══ Supplied material
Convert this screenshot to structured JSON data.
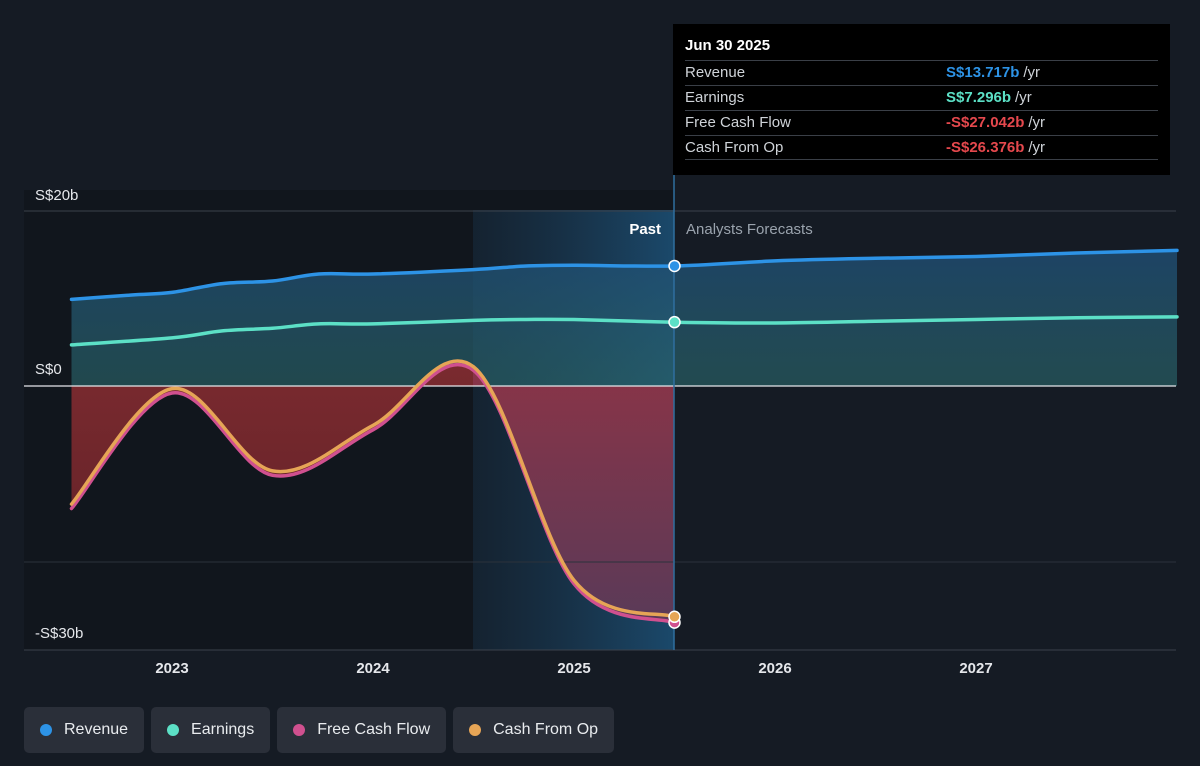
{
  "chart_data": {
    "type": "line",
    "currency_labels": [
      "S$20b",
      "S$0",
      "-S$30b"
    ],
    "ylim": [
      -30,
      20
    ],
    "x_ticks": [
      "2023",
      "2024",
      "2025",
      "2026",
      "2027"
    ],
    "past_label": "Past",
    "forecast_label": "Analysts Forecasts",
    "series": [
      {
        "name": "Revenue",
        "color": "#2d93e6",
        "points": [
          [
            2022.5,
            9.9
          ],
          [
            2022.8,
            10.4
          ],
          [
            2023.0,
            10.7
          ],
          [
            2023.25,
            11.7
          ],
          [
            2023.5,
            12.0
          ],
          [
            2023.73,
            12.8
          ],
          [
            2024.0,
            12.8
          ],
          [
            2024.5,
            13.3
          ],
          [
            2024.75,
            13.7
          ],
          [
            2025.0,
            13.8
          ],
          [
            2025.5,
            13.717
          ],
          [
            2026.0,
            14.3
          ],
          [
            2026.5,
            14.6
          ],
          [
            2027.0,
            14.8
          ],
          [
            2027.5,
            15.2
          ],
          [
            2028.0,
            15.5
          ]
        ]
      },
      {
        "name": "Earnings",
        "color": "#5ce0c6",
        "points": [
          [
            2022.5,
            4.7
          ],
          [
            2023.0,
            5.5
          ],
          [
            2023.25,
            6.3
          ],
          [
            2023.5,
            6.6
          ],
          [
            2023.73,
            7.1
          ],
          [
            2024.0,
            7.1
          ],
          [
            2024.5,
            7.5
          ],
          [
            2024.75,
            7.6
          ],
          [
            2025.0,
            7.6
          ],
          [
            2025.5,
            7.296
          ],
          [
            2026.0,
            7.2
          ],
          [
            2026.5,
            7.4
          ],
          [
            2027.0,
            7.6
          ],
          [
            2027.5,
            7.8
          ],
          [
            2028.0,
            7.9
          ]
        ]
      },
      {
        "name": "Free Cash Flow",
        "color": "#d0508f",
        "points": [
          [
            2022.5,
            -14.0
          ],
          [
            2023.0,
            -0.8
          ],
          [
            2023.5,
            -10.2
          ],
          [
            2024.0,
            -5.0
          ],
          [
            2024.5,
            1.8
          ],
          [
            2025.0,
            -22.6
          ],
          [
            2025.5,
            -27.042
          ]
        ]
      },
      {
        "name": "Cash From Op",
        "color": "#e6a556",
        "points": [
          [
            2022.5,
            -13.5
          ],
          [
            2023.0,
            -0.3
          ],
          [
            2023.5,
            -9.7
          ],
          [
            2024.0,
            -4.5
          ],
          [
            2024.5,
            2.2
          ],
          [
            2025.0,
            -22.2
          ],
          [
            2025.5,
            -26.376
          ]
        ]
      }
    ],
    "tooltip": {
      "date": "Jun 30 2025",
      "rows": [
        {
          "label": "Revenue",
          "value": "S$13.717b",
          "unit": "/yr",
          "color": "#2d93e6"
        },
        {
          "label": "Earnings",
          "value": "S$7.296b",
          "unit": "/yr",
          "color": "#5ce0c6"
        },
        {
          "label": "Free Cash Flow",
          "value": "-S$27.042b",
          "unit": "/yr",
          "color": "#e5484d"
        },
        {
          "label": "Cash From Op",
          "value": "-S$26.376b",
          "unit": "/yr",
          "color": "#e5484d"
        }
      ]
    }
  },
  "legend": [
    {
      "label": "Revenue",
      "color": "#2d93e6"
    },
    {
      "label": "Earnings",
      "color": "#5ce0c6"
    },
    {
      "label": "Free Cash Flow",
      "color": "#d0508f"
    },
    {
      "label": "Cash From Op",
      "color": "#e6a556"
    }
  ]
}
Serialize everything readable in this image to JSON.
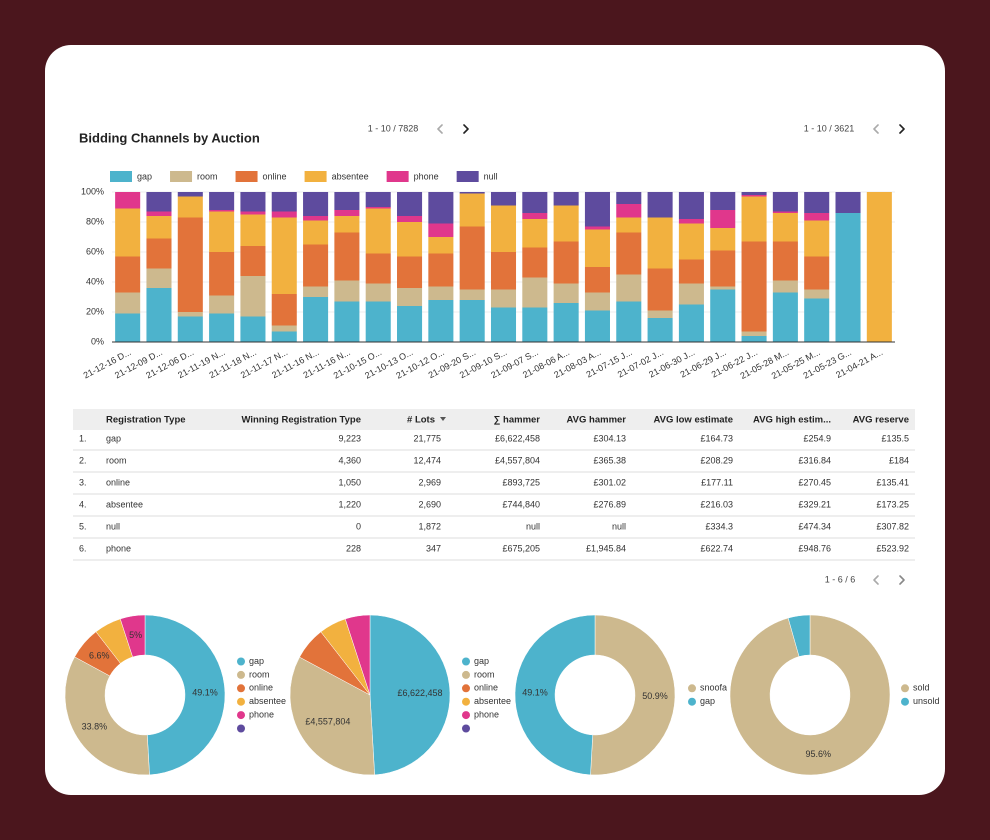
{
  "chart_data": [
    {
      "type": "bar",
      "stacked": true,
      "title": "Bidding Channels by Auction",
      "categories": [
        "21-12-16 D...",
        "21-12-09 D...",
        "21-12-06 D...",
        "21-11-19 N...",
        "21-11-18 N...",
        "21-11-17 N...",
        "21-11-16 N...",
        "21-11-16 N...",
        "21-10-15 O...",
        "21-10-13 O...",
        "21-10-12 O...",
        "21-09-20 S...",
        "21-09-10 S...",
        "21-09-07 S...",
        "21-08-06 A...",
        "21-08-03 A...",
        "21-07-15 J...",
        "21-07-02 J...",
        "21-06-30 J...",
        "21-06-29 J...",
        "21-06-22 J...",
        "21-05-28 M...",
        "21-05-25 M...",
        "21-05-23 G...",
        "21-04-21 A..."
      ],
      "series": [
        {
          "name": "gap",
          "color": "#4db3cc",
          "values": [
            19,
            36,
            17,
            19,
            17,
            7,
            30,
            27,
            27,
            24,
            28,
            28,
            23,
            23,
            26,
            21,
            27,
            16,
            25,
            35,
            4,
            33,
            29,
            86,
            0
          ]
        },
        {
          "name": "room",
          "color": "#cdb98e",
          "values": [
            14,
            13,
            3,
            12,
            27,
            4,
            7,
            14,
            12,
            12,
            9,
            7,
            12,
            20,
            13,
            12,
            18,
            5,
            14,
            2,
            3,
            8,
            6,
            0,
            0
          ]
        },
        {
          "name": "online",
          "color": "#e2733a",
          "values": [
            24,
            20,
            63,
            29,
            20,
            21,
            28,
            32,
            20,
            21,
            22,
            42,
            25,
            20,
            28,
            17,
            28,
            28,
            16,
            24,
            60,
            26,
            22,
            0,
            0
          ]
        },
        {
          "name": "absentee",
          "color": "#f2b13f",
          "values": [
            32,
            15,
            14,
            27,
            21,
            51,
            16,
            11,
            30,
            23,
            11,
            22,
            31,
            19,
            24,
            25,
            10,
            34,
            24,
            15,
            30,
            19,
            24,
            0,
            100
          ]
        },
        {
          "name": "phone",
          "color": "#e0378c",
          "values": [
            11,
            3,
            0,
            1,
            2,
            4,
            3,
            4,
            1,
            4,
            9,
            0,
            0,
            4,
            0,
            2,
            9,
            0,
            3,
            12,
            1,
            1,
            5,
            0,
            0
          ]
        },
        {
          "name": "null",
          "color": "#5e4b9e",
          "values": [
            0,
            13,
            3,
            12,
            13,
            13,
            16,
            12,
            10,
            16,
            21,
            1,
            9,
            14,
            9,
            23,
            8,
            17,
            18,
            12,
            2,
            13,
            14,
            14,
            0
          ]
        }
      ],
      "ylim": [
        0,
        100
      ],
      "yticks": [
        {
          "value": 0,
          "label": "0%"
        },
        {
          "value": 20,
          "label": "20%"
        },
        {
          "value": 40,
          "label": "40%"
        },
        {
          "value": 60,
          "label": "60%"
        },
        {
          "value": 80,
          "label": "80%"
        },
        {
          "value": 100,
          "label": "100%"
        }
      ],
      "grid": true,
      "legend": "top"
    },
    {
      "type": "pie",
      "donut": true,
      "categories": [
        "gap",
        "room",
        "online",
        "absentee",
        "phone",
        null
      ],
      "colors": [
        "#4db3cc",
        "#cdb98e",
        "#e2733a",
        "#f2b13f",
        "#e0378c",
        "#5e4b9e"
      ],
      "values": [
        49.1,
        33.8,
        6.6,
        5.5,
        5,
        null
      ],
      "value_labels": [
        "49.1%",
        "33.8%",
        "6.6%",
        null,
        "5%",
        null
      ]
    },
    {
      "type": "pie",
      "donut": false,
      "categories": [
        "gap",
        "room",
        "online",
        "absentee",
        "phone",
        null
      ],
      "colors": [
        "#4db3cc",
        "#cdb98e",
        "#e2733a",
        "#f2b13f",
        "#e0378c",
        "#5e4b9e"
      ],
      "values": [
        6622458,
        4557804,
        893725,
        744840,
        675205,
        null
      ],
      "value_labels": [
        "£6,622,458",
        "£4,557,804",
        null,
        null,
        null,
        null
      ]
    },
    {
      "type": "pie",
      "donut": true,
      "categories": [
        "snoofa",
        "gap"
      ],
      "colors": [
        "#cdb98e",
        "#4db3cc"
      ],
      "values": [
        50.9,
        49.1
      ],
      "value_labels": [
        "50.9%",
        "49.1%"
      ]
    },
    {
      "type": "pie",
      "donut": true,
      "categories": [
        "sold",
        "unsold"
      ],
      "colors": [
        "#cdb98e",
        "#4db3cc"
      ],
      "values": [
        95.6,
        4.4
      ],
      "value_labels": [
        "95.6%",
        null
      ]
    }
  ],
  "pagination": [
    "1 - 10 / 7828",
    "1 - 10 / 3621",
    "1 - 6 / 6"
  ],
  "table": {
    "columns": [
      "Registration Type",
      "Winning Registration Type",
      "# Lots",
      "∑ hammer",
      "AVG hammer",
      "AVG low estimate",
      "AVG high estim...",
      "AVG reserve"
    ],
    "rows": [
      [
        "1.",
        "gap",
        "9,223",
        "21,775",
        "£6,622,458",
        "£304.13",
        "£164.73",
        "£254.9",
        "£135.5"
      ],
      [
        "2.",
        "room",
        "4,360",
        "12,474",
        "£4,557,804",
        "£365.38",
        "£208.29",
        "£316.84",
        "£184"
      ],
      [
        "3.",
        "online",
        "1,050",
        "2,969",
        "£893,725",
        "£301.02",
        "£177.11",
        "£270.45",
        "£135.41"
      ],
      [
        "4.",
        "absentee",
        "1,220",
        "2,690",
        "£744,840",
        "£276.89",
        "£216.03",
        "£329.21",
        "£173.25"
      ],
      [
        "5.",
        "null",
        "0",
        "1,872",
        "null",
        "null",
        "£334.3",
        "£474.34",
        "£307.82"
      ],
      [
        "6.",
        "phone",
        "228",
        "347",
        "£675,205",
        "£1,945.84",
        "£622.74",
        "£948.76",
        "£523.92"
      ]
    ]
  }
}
════
Required work – Read the entries and pick out all lines that include the word "Flow".

Problem solution –
        "name": "Free Cash Flow",
          "label": "Free Cash Flow",
      "label": "Free Cash Flow",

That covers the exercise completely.